**Written request**
Of all the lines in the records, how many hold the word "콘테스트"? Answer with the number only.

**Task inputs**
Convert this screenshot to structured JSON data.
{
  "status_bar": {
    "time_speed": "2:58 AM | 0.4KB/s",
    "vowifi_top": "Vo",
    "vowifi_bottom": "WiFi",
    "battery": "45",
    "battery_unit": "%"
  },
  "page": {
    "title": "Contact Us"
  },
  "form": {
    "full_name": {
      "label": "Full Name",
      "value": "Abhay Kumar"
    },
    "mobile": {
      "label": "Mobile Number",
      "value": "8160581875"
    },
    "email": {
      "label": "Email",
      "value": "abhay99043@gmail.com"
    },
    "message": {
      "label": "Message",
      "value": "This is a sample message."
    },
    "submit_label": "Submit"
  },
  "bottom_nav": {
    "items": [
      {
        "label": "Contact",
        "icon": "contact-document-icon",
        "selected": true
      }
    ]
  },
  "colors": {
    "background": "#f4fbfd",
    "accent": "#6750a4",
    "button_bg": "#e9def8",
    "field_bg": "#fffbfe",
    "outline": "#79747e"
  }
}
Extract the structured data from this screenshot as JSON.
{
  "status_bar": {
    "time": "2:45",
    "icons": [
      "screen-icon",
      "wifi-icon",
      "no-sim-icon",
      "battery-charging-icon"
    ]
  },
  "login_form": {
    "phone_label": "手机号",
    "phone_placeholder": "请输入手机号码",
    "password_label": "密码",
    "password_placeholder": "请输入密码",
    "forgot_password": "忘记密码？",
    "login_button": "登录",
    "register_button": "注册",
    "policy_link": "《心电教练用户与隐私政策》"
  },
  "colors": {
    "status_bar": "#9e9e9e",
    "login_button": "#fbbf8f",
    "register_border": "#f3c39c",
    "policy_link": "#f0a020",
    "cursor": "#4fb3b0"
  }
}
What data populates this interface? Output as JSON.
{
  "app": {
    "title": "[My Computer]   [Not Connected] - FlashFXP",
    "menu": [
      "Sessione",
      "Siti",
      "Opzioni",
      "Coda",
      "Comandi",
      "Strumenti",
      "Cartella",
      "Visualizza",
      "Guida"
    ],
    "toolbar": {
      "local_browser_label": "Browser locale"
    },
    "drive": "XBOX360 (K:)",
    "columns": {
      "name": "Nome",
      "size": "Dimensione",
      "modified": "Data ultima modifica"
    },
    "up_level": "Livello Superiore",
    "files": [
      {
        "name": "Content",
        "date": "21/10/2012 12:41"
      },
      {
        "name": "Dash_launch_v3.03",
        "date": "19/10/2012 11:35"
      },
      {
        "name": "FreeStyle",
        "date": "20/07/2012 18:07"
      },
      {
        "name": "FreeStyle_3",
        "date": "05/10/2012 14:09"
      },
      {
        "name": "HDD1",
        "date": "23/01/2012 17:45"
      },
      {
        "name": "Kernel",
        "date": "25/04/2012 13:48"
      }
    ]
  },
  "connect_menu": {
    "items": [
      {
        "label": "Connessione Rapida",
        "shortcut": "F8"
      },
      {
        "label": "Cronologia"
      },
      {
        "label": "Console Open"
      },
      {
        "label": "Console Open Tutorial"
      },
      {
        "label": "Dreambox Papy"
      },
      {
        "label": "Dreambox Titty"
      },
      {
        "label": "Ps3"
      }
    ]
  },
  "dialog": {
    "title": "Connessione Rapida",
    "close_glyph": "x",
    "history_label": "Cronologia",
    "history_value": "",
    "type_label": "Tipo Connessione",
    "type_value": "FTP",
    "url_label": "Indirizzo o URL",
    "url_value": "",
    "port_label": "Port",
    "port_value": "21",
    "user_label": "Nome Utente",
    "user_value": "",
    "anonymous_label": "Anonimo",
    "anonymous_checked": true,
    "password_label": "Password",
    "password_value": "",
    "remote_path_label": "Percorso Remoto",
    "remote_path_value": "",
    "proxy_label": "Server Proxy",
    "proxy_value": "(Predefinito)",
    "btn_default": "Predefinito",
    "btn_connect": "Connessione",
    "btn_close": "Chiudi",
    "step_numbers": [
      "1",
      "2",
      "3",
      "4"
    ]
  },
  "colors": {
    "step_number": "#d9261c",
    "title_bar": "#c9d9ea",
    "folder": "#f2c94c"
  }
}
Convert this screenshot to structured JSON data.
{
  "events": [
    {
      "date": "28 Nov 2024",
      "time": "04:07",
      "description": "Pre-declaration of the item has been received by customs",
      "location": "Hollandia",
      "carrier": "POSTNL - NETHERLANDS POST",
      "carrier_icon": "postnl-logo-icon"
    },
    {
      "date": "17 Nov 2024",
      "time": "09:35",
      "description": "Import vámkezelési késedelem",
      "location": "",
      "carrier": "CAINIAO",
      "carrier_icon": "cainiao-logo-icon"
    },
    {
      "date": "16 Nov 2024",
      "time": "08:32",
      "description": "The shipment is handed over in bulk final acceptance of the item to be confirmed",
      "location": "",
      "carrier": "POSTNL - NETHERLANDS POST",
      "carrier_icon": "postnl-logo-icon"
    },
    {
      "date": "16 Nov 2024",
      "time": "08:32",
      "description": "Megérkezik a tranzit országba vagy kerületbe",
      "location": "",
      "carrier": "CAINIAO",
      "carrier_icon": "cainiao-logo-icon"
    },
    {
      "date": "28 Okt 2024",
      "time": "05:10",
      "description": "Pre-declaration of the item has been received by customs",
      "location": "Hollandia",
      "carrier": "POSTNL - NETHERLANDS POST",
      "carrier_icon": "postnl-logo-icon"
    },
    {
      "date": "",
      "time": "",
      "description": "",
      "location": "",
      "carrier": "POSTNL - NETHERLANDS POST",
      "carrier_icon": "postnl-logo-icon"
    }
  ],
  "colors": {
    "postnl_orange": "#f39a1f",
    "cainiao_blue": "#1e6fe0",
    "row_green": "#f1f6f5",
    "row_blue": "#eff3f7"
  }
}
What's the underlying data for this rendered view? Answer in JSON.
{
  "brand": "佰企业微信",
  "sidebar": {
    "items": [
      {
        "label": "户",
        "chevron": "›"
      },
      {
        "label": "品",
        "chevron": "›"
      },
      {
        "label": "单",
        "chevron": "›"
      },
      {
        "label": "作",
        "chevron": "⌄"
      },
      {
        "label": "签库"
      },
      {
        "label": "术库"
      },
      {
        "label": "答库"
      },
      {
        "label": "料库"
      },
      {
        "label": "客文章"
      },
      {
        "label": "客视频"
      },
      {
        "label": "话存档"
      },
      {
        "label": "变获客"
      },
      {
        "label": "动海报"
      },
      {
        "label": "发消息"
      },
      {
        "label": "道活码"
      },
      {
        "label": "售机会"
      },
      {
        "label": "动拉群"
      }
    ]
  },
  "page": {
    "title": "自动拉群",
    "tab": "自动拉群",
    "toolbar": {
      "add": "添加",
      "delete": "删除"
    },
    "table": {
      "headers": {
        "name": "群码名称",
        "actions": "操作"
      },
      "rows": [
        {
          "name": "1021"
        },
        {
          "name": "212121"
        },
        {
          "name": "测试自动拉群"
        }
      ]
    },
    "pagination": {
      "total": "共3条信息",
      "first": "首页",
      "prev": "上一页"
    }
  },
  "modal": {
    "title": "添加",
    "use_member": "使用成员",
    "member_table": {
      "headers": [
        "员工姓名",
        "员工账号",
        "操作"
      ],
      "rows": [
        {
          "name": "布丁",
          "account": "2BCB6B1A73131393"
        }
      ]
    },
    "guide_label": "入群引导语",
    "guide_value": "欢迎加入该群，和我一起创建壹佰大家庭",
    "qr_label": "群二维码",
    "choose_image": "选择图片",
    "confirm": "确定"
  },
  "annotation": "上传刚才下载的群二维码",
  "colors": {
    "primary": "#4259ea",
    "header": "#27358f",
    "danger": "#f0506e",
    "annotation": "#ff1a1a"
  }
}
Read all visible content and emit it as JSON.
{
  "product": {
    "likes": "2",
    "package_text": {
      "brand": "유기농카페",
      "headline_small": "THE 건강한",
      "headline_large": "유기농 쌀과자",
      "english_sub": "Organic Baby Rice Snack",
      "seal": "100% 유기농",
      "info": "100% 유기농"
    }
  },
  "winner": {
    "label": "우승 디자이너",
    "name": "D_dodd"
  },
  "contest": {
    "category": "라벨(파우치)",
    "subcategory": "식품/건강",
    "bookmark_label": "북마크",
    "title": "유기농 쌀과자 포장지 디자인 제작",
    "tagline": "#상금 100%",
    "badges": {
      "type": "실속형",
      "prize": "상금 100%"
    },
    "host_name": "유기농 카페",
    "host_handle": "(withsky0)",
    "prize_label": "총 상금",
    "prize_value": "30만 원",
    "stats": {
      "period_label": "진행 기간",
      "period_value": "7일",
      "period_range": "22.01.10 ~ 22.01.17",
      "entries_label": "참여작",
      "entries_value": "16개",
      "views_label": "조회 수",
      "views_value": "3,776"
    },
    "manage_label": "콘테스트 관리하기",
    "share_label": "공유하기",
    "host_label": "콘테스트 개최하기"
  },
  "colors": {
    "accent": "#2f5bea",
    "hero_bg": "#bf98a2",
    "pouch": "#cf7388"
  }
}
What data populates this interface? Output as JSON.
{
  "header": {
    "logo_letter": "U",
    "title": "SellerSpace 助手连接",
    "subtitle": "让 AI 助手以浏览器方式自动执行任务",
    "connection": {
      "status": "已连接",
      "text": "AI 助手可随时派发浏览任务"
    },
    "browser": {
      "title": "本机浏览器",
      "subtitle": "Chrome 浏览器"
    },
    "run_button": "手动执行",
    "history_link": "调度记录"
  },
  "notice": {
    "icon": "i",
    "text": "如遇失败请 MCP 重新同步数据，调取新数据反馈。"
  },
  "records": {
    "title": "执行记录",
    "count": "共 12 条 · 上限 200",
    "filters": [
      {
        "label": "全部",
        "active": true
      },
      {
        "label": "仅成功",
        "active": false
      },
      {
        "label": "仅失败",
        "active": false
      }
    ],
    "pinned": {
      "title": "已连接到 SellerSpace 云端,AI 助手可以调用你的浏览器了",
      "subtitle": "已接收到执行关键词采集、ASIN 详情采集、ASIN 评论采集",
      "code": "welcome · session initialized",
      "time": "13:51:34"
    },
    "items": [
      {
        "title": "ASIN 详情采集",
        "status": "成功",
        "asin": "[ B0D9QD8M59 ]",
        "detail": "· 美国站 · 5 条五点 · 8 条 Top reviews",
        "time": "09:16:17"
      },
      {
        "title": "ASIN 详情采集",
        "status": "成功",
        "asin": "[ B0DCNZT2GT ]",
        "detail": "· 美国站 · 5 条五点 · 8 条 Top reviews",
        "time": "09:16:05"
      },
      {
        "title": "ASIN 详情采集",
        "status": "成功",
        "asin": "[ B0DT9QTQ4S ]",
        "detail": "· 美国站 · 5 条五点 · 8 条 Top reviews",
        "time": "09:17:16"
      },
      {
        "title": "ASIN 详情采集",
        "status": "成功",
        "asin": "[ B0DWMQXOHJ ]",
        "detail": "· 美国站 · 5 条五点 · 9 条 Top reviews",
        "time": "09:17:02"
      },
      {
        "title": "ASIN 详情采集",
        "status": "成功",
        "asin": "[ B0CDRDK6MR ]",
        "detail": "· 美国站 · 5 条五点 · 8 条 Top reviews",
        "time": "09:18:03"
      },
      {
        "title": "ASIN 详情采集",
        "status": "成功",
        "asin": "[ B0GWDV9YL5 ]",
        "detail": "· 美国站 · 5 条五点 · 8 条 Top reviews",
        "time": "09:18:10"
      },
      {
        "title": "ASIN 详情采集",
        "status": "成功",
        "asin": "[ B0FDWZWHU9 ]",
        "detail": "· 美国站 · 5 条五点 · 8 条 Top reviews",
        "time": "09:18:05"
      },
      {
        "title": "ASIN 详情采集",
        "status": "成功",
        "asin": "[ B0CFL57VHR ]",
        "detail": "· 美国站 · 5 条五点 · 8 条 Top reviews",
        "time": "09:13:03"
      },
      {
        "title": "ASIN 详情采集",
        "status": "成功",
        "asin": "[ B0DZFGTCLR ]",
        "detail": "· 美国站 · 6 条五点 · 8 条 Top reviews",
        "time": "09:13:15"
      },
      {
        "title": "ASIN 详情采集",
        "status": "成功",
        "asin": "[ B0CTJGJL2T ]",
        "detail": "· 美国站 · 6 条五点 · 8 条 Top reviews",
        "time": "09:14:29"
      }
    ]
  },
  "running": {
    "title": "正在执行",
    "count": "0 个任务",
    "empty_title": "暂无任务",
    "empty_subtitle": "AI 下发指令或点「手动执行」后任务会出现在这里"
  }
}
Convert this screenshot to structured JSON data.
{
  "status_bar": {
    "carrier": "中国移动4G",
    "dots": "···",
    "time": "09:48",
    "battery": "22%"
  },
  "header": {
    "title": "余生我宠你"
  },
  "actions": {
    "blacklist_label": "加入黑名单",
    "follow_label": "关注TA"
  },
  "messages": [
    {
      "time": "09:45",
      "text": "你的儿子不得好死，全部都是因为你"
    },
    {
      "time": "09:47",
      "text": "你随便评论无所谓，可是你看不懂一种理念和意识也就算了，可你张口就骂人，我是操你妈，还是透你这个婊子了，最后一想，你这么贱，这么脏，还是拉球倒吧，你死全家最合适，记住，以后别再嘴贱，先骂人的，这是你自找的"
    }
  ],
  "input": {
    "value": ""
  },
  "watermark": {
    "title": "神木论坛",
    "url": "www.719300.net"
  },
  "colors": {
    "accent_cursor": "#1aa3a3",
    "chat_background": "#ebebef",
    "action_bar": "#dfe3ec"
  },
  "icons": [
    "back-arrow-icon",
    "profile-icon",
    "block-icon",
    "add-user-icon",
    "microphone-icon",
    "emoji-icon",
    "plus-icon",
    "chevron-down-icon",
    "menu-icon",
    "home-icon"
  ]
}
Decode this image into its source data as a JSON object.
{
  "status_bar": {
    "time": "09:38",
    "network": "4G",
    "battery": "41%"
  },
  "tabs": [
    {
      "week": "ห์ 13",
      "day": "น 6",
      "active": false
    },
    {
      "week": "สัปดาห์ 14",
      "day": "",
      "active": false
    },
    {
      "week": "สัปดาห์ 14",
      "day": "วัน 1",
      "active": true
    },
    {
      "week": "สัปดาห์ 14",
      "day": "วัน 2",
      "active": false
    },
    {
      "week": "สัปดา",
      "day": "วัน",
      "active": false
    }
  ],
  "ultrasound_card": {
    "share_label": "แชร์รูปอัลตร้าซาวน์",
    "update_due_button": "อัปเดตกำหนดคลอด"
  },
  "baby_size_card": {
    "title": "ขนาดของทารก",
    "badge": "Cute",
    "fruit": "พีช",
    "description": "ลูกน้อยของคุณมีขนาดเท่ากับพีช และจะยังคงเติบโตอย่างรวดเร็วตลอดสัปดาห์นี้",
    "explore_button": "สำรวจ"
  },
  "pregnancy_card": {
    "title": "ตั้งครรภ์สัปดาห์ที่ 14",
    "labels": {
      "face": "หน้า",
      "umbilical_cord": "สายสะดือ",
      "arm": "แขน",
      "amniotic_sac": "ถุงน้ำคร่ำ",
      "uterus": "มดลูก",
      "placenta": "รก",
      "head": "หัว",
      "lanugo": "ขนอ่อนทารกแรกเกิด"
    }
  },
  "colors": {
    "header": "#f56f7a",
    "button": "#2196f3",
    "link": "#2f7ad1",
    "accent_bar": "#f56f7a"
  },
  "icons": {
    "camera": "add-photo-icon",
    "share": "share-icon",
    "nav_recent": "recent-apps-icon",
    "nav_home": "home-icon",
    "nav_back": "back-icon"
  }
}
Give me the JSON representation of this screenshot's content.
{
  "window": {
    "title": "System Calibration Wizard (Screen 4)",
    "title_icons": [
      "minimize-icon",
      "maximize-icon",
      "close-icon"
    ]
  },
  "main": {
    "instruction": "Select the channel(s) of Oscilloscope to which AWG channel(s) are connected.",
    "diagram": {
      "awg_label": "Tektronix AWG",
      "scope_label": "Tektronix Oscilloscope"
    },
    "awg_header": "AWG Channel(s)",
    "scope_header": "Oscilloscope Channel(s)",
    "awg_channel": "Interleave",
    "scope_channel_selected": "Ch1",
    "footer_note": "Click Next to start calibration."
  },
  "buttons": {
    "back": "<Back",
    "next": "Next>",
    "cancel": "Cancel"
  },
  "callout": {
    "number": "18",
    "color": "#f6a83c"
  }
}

**Written answer**
2